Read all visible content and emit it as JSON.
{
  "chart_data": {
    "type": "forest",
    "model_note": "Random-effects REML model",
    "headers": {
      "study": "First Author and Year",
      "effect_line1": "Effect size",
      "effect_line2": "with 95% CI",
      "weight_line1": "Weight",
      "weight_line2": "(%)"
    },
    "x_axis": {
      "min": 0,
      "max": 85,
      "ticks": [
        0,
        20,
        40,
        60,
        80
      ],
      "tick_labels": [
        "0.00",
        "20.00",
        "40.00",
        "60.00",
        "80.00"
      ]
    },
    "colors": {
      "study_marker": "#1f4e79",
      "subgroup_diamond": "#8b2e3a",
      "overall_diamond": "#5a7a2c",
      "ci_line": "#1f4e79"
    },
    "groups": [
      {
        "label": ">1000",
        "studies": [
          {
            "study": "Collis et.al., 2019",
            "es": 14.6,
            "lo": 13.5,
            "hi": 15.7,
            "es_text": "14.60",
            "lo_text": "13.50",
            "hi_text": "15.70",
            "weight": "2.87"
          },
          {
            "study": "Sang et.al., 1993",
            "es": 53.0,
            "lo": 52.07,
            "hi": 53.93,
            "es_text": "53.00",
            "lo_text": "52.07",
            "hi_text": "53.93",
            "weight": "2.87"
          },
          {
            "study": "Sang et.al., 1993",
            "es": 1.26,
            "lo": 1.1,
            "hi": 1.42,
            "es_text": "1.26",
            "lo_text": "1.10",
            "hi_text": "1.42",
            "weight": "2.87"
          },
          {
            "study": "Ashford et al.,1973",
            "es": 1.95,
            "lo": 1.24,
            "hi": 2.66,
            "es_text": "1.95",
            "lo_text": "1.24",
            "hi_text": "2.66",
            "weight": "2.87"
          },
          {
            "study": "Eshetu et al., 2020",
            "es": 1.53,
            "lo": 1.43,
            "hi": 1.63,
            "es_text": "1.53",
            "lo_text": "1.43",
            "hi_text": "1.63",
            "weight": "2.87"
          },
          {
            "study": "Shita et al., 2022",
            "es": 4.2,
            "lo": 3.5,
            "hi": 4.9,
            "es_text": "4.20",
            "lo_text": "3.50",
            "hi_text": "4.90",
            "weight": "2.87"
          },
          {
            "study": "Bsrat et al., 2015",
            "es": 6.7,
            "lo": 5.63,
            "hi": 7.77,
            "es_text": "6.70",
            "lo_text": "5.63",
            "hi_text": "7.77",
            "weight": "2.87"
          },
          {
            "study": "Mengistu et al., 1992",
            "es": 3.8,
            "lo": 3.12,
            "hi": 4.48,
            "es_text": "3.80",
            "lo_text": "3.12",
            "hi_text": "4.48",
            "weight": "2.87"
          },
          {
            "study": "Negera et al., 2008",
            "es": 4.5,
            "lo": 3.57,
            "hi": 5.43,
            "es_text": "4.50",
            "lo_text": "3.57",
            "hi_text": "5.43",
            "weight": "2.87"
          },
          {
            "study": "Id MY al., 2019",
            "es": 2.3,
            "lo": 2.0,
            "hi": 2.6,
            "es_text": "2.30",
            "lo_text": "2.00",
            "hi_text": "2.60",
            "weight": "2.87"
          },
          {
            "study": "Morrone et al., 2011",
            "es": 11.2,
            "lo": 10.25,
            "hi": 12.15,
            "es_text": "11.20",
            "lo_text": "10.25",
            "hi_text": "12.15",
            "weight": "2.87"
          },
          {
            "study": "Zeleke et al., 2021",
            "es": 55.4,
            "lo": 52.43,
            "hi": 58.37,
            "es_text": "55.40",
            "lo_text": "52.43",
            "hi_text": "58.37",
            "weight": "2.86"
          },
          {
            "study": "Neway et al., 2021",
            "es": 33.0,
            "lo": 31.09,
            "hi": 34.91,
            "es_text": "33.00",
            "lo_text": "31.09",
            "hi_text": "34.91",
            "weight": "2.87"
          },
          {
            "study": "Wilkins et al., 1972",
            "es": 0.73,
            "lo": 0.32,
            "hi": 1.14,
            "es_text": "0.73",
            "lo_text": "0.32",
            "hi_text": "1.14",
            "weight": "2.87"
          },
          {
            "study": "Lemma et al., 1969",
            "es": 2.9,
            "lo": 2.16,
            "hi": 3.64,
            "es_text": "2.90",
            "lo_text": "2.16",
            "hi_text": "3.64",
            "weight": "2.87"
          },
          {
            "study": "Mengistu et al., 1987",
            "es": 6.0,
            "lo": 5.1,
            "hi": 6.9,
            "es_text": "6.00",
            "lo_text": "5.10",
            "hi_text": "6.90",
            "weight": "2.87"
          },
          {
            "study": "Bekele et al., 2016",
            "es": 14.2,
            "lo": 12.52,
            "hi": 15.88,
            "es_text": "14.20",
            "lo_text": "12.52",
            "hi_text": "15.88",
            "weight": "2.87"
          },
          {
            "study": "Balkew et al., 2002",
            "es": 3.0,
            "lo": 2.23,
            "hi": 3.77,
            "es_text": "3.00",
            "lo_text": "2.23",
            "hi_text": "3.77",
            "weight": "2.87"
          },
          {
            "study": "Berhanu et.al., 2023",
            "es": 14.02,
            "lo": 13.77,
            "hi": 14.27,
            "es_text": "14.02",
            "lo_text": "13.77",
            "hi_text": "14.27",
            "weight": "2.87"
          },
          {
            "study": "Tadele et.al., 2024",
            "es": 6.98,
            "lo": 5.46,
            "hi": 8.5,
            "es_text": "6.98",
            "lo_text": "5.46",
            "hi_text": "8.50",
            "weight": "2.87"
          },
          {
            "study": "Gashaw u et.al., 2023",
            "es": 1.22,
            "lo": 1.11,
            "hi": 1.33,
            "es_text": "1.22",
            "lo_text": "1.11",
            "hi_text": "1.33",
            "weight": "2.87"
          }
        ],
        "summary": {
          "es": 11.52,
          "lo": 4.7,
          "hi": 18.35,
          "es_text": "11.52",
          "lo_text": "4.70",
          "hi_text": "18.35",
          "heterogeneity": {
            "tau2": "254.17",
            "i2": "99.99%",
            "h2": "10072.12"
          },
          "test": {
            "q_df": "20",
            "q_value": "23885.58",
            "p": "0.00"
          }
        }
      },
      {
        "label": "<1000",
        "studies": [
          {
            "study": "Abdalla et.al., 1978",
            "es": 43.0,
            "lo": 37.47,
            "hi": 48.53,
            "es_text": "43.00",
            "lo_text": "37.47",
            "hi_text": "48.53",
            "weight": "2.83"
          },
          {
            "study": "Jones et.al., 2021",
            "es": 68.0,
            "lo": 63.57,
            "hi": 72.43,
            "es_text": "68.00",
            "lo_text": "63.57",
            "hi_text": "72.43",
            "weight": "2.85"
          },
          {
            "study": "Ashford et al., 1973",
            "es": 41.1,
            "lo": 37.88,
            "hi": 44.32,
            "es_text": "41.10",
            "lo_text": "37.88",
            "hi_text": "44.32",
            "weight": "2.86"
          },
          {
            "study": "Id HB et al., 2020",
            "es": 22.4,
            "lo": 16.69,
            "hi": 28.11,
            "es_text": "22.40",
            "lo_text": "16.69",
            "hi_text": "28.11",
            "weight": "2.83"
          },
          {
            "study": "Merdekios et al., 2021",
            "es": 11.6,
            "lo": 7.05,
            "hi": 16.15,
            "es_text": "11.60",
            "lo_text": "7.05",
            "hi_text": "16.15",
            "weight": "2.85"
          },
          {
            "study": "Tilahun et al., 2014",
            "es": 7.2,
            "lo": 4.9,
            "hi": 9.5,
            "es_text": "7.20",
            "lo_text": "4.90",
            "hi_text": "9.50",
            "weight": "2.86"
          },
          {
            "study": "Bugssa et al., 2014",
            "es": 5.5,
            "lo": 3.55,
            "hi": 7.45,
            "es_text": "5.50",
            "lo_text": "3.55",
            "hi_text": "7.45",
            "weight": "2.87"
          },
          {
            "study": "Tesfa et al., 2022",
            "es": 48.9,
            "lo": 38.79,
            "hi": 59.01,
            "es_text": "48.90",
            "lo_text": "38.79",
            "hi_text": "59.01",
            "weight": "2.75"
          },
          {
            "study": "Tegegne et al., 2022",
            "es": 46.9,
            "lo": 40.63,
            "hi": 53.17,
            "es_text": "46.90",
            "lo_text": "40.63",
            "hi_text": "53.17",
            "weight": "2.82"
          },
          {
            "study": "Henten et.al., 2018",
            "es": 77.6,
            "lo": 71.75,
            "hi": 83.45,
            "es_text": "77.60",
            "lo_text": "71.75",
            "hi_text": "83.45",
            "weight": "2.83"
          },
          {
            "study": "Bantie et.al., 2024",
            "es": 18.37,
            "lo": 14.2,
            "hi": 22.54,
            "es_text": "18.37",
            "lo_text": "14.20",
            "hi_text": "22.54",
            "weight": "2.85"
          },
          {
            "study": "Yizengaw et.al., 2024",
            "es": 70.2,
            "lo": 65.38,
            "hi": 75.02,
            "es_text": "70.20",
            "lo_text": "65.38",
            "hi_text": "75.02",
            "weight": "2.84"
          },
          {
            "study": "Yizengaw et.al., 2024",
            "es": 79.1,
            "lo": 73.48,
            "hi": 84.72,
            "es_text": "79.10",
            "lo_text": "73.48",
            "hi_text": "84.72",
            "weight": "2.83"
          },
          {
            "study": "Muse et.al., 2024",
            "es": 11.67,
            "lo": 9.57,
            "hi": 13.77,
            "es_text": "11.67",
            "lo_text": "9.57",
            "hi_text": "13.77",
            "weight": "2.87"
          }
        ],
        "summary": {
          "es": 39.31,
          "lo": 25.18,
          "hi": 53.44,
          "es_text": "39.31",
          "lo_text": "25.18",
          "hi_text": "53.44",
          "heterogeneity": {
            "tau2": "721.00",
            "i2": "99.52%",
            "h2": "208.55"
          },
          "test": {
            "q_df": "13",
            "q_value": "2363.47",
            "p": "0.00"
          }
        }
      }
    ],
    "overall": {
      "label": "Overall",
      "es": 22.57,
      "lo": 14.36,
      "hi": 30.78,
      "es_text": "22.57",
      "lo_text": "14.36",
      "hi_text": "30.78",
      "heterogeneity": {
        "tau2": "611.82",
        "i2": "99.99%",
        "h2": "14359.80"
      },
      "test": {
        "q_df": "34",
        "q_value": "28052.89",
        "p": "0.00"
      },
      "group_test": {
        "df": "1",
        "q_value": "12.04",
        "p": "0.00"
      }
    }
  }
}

*EXERCISE TASK*.
Scan the material above for the string "Mengistu" and return the lines that hold it.

*SOLVED PROBLEM*.
            "study": "Mengistu et al., 1992",
            "study": "Mengistu et al., 1987",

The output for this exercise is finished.